▽
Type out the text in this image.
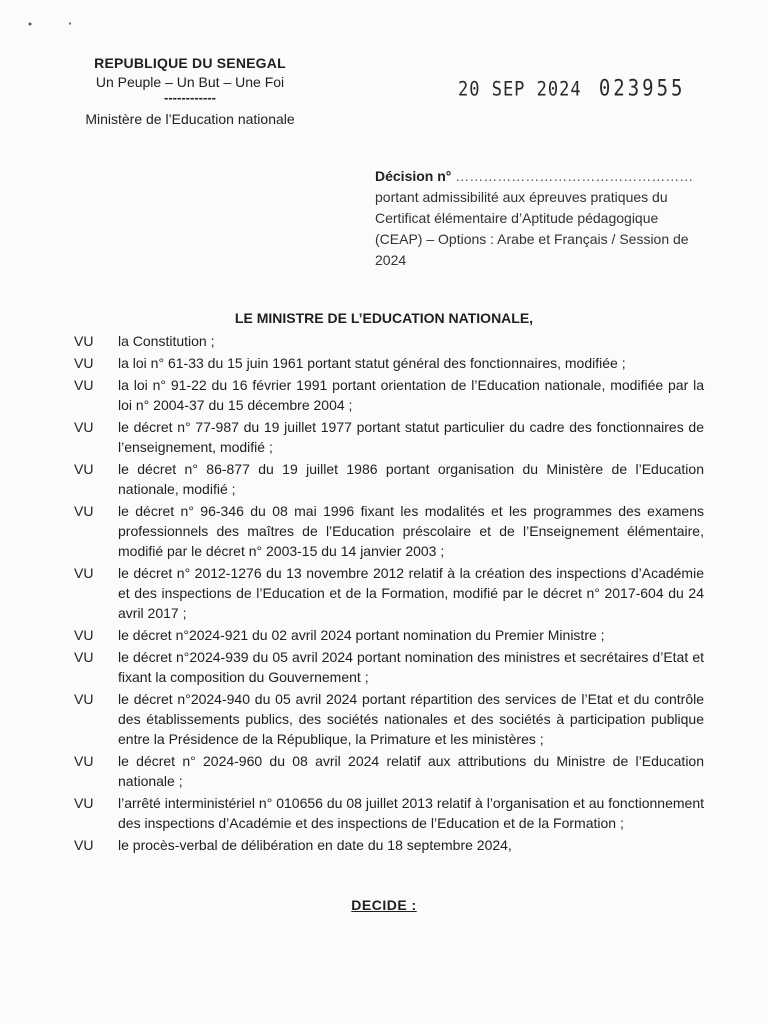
REPUBLIQUE DU SENEGAL
Un Peuple – Un But – Une Foi
------------
Ministère de l’Education nationale
20 SEP 2024 023955
Décision n° ……………………………………………
portant admissibilité aux épreuves pratiques du Certificat élémentaire d’Aptitude pédagogique (CEAP) – Options : Arabe et Français / Session de 2024
LE MINISTRE DE L’EDUCATION NATIONALE,
VU	la Constitution ;
VU	la loi n° 61-33 du 15 juin 1961 portant statut général des fonctionnaires, modifiée ;
VU	la loi n° 91-22 du 16 février 1991 portant orientation de l’Education nationale, modifiée par la loi n° 2004-37 du 15 décembre 2004 ;
VU	le décret n° 77-987 du 19 juillet 1977 portant statut particulier du cadre des fonctionnaires de l’enseignement, modifié ;
VU	le décret n° 86-877 du 19 juillet 1986 portant organisation du Ministère de l’Education nationale, modifié ;
VU	le décret n° 96-346 du 08 mai 1996 fixant les modalités et les programmes des examens professionnels des maîtres de l’Education préscolaire et de l’Enseignement élémentaire, modifié par le décret n° 2003-15 du 14 janvier 2003 ;
VU	le décret n° 2012-1276 du 13 novembre 2012 relatif à la création des inspections d’Académie et des inspections de l’Education et de la Formation, modifié par le décret n° 2017-604 du 24 avril 2017 ;
VU	le décret n°2024-921 du 02 avril 2024 portant nomination du Premier Ministre ;
VU	le décret n°2024-939 du 05 avril 2024 portant nomination des ministres et secrétaires d’Etat et fixant la composition du Gouvernement ;
VU	le décret n°2024-940 du 05 avril 2024 portant répartition des services de l’Etat et du contrôle des établissements publics, des sociétés nationales et des sociétés à participation publique entre la Présidence de la République, la Primature et les ministères ;
VU	le décret n° 2024-960 du 08 avril 2024 relatif aux attributions du Ministre de l’Education nationale ;
VU	l’arrêté interministériel n° 010656 du 08 juillet 2013 relatif à l’organisation et au fonctionnement des inspections d’Académie et des inspections de l’Education et de la Formation ;
VU	le procès-verbal de délibération en date du 18 septembre 2024,
DECIDE :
△
_YOUR INSTRUCTIONS_
Go through the lines above. Select every one that has the string "élémentaire".

_SOLUTION TO THE EXERCISE_
portant admissibilité aux épreuves pratiques du Certificat élémentaire d’Aptitude pédagogique (CEAP) – Options : Arabe et Français / Session de 2024
VU	le décret n° 96-346 du 08 mai 1996 fixant les modalités et les programmes des examens professionnels des maîtres de l’Education préscolaire et de l’Enseignement élémentaire, modifié par le décret n° 2003-15 du 14 janvier 2003 ;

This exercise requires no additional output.